● **WHAT YOU ARE ASKED TO DO**: All of the data must be printed exactly; please include every line.

(Records from a data collection)

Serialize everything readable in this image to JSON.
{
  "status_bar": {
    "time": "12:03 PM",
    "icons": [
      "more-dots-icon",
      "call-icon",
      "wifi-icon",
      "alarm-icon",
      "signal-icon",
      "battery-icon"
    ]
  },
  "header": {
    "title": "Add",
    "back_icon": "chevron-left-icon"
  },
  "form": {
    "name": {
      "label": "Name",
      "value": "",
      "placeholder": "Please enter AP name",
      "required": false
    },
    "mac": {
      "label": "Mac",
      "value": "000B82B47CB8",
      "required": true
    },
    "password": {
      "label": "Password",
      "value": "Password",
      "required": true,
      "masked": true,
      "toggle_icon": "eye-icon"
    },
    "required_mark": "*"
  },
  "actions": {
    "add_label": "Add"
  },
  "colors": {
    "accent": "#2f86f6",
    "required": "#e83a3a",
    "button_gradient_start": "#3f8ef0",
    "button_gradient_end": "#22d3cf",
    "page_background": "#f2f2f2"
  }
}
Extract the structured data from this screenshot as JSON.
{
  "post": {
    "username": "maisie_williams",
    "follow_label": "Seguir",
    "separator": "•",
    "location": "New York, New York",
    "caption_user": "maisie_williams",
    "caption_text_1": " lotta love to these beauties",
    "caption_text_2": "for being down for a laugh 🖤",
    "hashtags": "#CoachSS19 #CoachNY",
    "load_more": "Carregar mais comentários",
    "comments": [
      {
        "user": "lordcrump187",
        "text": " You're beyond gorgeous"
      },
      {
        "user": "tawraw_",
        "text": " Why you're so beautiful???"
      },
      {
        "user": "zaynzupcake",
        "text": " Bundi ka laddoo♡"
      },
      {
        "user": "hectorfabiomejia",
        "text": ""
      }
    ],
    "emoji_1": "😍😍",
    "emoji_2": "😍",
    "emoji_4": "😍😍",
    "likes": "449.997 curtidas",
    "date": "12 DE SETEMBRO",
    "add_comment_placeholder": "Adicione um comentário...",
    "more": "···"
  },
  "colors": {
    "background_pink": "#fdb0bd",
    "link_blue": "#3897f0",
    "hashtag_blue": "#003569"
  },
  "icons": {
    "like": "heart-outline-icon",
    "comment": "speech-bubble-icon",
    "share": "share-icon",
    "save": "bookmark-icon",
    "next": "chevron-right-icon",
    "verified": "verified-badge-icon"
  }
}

● **ANSWER TO THIS PROBLEM**:
Serialize everything readable in this image to JSON.
{
  "status_bar": {
    "time": "12:03 PM",
    "icons": [
      "more-dots-icon",
      "call-icon",
      "wifi-icon",
      "alarm-icon",
      "signal-icon",
      "battery-icon"
    ]
  },
  "header": {
    "title": "Add",
    "back_icon": "chevron-left-icon"
  },
  "form": {
    "name": {
      "label": "Name",
      "value": "",
      "placeholder": "Please enter AP name",
      "required": false
    },
    "mac": {
      "label": "Mac",
      "value": "000B82B47CB8",
      "required": true
    },
    "password": {
      "label": "Password",
      "value": "Password",
      "required": true,
      "masked": true,
      "toggle_icon": "eye-icon"
    },
    "required_mark": "*"
  },
  "actions": {
    "add_label": "Add"
  },
  "colors": {
    "accent": "#2f86f6",
    "required": "#e83a3a",
    "button_gradient_start": "#3f8ef0",
    "button_gradient_end": "#22d3cf",
    "page_background": "#f2f2f2"
  }
}
Extract the structured data from this screenshot as JSON.
{
  "post": {
    "username": "maisie_williams",
    "follow_label": "Seguir",
    "separator": "•",
    "location": "New York, New York",
    "caption_user": "maisie_williams",
    "caption_text_1": " lotta love to these beauties",
    "caption_text_2": "for being down for a laugh 🖤",
    "hashtags": "#CoachSS19 #CoachNY",
    "load_more": "Carregar mais comentários",
    "comments": [
      {
        "user": "lordcrump187",
        "text": " You're beyond gorgeous"
      },
      {
        "user": "tawraw_",
        "text": " Why you're so beautiful???"
      },
      {
        "user": "zaynzupcake",
        "text": " Bundi ka laddoo♡"
      },
      {
        "user": "hectorfabiomejia",
        "text": ""
      }
    ],
    "emoji_1": "😍😍",
    "emoji_2": "😍",
    "emoji_4": "😍😍",
    "likes": "449.997 curtidas",
    "date": "12 DE SETEMBRO",
    "add_comment_placeholder": "Adicione um comentário...",
    "more": "···"
  },
  "colors": {
    "background_pink": "#fdb0bd",
    "link_blue": "#3897f0",
    "hashtag_blue": "#003569"
  },
  "icons": {
    "like": "heart-outline-icon",
    "comment": "speech-bubble-icon",
    "share": "share-icon",
    "save": "bookmark-icon",
    "next": "chevron-right-icon",
    "verified": "verified-badge-icon"
  }
}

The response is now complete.